▸ **WHAT THIS TASK INVOLVES**
Using the records that follow, copy every line containing the word "name".

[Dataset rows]
--*--

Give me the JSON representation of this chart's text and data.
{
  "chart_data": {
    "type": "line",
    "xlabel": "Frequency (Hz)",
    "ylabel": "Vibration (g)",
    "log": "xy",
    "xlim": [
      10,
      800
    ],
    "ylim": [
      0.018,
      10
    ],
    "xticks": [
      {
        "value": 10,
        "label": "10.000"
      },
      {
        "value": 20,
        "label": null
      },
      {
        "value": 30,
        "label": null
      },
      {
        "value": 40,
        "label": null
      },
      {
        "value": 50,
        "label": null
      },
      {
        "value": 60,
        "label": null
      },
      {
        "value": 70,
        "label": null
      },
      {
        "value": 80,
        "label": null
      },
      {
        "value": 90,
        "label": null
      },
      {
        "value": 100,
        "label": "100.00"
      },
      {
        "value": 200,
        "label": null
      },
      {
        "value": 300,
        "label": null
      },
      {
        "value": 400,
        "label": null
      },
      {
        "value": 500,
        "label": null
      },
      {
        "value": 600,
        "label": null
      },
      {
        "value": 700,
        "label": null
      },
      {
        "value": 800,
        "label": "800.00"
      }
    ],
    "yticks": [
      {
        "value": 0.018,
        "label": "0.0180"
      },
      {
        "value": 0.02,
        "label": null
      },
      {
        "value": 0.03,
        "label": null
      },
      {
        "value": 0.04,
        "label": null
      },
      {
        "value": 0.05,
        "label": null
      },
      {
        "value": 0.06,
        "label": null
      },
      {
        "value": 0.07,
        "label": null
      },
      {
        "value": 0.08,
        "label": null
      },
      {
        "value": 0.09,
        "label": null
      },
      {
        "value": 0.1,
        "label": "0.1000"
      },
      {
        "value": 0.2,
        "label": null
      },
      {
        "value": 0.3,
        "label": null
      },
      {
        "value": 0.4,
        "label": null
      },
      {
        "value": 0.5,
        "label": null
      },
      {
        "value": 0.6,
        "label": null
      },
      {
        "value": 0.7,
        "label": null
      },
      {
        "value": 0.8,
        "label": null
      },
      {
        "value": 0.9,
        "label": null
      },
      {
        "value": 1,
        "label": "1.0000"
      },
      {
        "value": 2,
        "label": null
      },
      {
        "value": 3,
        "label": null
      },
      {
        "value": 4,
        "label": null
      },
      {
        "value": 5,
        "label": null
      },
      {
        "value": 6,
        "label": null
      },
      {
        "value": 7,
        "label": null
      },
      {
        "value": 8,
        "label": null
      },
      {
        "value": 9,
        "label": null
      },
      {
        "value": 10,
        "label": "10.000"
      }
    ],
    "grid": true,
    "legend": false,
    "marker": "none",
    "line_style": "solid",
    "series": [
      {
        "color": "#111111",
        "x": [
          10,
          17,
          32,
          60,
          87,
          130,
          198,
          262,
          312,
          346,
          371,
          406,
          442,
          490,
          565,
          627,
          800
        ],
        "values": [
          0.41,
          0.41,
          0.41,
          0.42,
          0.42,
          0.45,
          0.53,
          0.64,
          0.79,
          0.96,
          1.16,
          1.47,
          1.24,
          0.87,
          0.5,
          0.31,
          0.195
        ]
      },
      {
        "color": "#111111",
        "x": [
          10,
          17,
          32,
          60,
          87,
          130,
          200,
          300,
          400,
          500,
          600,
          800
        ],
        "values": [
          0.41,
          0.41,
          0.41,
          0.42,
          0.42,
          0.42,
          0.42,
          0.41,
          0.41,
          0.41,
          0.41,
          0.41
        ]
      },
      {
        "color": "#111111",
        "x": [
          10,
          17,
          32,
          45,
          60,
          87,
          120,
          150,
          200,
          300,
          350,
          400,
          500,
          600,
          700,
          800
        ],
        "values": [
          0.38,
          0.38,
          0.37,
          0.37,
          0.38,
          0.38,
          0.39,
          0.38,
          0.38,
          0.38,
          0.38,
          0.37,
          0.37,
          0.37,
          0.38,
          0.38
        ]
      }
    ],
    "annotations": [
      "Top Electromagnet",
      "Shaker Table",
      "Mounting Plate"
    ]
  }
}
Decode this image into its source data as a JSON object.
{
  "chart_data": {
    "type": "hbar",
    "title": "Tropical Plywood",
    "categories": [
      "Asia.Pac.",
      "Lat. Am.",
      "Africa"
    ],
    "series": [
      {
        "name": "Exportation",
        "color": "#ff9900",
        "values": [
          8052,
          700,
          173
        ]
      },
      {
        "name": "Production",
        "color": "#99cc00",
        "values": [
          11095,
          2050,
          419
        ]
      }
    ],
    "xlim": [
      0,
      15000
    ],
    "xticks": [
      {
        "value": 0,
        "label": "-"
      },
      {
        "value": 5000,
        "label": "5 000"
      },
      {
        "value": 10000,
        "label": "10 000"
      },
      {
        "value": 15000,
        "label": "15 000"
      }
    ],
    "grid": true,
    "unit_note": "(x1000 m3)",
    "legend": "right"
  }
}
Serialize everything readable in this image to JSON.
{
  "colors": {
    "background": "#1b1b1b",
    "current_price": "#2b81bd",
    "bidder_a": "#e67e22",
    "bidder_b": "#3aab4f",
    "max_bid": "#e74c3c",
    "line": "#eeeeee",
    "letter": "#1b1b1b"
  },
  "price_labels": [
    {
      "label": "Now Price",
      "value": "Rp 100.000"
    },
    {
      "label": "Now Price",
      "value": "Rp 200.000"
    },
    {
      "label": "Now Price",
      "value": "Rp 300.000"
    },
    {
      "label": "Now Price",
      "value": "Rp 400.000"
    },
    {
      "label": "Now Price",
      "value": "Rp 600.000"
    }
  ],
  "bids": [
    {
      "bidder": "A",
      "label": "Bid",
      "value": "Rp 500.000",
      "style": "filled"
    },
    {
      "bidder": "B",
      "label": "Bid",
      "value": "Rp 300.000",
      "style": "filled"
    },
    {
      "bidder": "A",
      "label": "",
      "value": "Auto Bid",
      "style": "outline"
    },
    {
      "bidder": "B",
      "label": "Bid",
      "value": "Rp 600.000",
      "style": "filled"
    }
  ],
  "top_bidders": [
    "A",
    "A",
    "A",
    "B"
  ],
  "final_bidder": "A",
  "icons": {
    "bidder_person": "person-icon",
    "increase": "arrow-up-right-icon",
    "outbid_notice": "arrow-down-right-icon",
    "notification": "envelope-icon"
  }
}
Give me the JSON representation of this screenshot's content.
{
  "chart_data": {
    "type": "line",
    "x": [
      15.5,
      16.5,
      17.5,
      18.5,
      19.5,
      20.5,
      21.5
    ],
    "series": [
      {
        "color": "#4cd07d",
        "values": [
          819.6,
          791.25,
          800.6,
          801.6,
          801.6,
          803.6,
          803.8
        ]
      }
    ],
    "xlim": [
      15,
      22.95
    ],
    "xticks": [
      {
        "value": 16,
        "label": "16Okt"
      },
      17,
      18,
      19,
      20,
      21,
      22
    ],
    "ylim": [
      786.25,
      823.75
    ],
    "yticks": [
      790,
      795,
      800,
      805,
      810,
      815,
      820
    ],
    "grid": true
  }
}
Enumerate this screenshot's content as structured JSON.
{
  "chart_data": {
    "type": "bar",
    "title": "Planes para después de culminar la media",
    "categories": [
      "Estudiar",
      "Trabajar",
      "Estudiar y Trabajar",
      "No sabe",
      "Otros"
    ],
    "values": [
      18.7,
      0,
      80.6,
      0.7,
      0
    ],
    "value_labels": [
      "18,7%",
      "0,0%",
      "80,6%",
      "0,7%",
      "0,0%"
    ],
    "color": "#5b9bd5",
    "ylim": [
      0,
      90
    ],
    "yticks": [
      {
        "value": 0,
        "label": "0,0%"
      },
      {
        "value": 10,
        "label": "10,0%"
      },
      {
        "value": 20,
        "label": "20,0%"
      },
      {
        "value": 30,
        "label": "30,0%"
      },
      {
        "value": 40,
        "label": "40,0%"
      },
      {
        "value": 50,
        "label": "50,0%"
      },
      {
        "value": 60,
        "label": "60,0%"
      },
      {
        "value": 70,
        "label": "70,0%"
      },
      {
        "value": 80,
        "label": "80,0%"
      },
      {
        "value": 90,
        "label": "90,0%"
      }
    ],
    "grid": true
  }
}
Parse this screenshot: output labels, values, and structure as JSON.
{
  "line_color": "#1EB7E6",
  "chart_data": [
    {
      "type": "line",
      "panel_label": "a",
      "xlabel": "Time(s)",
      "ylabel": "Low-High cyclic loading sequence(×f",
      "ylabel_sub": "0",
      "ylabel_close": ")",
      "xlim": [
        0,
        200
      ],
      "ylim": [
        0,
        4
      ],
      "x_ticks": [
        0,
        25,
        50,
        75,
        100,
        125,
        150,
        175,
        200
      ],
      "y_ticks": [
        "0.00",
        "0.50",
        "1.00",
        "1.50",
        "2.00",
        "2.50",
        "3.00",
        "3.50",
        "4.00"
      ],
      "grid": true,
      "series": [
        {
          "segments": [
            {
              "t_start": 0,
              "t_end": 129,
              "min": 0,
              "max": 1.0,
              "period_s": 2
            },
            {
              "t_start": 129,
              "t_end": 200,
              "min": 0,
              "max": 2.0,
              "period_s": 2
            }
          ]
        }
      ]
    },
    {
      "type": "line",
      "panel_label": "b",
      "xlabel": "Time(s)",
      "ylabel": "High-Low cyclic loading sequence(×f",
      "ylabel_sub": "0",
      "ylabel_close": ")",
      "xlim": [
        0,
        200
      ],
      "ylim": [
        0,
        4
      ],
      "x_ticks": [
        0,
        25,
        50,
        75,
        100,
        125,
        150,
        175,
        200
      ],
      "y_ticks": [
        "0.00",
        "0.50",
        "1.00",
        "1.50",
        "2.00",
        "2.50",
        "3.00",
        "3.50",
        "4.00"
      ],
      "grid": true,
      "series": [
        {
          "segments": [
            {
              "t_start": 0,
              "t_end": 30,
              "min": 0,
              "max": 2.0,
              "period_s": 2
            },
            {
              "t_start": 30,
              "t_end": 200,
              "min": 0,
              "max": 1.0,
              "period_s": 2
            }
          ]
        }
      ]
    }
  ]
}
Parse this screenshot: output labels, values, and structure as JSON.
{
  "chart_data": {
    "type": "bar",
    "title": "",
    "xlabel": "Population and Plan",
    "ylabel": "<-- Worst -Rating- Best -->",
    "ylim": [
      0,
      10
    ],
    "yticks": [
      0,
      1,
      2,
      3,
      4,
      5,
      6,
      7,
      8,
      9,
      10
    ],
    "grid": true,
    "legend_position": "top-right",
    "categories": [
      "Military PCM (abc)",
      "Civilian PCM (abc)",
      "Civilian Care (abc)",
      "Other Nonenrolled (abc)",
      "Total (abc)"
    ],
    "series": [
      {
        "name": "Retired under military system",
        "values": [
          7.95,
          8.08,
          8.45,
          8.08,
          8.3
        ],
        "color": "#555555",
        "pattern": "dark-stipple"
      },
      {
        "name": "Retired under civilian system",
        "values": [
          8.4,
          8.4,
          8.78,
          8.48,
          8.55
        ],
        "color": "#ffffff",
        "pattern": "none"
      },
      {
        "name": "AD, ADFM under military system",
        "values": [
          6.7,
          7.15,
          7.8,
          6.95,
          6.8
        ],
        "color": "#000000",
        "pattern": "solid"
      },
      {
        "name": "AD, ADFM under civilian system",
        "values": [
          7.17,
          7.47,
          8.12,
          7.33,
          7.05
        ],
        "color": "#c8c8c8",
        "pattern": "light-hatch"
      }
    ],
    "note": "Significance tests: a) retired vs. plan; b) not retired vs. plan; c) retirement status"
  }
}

--*--

▸ **TASK ANSWER**
        "name": "Exportation",
        "name": "Production",
        "name": "Retired under military system",
        "name": "Retired under civilian system",
        "name": "AD, ADFM under military system",
        "name": "AD, ADFM under civilian system",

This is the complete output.